**TASK**
Lines that contain the string "India" are to be copied; leave out all others.

[Start of MATERIAL]

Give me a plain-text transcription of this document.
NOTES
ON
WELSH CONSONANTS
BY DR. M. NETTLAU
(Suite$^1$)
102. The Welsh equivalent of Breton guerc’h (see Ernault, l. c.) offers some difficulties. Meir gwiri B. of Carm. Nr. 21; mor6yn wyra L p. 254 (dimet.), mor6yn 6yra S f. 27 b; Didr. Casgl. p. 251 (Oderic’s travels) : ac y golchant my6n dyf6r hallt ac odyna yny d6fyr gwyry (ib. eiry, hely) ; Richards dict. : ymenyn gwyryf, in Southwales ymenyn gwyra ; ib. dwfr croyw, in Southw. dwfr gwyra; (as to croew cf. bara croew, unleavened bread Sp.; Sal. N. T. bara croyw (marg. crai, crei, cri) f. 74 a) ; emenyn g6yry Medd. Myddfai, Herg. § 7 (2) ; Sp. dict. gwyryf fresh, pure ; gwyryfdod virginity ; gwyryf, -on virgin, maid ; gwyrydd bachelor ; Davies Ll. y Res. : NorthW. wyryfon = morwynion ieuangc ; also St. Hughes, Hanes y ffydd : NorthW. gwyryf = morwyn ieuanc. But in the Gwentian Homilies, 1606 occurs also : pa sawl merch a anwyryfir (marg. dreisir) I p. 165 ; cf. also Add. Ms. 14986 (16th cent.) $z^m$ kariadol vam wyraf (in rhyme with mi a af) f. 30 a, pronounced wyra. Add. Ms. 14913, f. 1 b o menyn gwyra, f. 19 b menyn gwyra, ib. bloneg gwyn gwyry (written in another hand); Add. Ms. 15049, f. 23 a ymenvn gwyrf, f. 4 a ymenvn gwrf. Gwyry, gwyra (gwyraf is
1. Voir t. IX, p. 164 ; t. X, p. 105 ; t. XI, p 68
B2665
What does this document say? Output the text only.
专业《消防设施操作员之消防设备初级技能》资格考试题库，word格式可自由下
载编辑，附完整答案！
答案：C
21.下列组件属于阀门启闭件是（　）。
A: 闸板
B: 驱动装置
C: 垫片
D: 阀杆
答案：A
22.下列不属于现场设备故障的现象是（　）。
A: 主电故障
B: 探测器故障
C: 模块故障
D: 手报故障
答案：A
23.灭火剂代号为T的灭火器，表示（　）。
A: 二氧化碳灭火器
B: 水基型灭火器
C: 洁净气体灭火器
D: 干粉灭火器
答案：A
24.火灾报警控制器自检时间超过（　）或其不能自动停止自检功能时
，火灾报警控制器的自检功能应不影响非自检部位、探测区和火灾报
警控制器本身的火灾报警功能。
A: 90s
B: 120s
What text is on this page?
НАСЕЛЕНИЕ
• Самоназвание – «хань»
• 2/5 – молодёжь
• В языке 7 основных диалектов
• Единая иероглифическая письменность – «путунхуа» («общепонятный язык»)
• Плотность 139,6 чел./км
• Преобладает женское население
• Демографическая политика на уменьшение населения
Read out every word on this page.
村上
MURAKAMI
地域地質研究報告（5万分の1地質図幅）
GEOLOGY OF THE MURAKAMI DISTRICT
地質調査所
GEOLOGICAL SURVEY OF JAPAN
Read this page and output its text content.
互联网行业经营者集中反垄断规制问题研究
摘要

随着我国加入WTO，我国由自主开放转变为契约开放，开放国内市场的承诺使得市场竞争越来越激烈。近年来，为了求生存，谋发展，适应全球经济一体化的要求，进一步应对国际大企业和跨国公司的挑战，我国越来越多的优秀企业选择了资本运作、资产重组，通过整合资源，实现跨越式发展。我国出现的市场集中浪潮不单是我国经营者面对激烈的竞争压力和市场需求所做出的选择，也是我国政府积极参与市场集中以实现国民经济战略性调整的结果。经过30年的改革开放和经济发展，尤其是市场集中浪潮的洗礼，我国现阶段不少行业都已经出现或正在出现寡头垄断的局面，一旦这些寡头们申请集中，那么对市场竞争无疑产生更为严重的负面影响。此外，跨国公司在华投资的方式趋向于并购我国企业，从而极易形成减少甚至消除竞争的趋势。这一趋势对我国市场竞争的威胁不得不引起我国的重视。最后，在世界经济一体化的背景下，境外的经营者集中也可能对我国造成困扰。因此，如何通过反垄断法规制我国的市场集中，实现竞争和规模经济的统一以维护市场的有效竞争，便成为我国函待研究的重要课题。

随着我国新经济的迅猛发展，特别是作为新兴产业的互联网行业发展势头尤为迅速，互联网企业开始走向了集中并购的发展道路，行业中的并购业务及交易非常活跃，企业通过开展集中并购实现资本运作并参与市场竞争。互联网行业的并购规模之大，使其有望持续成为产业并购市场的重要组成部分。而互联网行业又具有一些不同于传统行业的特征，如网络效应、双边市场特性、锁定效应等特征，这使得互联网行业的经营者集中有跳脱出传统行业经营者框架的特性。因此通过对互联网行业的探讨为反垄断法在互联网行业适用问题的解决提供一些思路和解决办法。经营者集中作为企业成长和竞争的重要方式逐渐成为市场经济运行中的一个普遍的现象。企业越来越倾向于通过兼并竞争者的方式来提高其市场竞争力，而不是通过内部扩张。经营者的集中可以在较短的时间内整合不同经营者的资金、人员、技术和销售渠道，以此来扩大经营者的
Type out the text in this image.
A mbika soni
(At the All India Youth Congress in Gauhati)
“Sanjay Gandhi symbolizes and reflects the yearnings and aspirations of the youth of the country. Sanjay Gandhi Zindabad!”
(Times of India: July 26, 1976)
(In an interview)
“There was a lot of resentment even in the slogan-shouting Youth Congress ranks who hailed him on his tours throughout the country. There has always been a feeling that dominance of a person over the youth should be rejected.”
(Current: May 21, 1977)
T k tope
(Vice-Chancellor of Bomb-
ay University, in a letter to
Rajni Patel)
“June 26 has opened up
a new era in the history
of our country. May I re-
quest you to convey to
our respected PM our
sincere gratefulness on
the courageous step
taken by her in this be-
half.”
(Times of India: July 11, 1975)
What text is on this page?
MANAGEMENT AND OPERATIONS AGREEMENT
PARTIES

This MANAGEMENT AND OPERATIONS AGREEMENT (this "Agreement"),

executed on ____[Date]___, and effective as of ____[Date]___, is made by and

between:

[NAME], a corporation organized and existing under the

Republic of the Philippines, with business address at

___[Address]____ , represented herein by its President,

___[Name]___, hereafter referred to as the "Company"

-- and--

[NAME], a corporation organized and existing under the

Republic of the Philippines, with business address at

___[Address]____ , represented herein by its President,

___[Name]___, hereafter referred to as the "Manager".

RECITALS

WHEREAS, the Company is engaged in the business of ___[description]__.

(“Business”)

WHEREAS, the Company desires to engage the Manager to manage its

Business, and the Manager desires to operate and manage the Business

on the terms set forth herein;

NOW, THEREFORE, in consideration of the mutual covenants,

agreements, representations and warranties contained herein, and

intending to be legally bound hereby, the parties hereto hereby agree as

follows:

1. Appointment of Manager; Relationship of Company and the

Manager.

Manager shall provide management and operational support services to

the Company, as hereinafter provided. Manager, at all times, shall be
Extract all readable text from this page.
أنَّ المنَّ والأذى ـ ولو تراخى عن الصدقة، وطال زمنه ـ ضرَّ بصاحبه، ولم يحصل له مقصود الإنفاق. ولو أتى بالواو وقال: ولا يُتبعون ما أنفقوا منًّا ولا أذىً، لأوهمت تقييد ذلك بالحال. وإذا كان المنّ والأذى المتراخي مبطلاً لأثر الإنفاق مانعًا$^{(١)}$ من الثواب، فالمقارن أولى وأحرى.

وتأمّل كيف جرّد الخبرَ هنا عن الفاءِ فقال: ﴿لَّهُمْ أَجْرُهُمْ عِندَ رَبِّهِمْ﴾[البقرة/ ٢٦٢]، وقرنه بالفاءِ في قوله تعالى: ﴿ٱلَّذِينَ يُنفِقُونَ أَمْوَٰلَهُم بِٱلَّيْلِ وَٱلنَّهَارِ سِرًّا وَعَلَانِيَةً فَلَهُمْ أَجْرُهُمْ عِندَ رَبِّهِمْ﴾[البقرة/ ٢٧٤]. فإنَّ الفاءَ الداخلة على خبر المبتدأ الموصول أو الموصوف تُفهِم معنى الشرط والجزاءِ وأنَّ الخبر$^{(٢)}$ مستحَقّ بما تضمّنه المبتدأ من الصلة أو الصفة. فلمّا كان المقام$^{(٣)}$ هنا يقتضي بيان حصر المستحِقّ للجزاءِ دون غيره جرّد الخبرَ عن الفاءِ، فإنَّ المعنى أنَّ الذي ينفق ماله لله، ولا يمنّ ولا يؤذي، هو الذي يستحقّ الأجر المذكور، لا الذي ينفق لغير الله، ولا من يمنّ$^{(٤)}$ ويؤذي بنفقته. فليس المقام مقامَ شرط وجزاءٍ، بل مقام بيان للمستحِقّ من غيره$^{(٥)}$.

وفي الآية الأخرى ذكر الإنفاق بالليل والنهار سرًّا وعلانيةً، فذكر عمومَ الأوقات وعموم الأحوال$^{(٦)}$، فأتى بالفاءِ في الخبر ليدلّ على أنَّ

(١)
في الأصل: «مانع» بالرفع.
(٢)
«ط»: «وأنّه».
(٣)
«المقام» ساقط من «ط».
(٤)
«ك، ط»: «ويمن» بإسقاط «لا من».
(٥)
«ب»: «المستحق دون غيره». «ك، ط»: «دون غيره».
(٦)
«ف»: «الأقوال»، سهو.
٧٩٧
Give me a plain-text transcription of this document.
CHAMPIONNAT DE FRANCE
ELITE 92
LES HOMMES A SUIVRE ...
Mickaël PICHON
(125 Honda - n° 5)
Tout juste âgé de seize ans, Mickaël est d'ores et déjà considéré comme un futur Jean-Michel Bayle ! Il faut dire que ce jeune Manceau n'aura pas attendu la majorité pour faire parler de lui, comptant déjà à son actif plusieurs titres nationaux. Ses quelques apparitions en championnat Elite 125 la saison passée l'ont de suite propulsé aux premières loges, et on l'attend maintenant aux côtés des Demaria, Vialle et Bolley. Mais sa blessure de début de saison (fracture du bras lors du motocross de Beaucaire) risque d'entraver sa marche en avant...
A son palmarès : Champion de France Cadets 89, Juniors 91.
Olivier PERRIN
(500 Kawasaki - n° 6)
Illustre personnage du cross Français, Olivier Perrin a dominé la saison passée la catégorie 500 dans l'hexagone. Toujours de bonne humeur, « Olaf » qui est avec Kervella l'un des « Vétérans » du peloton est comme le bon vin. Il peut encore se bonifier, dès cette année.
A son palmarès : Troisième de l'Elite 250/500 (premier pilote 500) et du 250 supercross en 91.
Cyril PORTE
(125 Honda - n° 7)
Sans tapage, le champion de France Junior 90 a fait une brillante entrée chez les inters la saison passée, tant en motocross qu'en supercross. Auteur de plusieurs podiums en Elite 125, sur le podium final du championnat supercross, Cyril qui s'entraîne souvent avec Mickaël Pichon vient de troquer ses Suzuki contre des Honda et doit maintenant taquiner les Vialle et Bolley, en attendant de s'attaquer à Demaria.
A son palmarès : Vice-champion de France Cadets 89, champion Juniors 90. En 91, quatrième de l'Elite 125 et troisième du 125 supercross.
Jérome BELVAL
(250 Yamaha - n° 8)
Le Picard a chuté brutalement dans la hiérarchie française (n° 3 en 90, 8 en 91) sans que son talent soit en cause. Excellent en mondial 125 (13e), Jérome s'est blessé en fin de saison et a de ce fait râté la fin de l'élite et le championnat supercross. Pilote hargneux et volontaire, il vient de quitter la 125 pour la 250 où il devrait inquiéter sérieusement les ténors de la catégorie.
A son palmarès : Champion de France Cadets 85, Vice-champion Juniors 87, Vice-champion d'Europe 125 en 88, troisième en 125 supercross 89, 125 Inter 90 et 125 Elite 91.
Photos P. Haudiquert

[End of MATERIAL]

**EXERCISE RESPONSE**
(At the All India Youth Congress in Gauhati)
(Times of India: July 26, 1976)
(Times of India: July 11, 1975)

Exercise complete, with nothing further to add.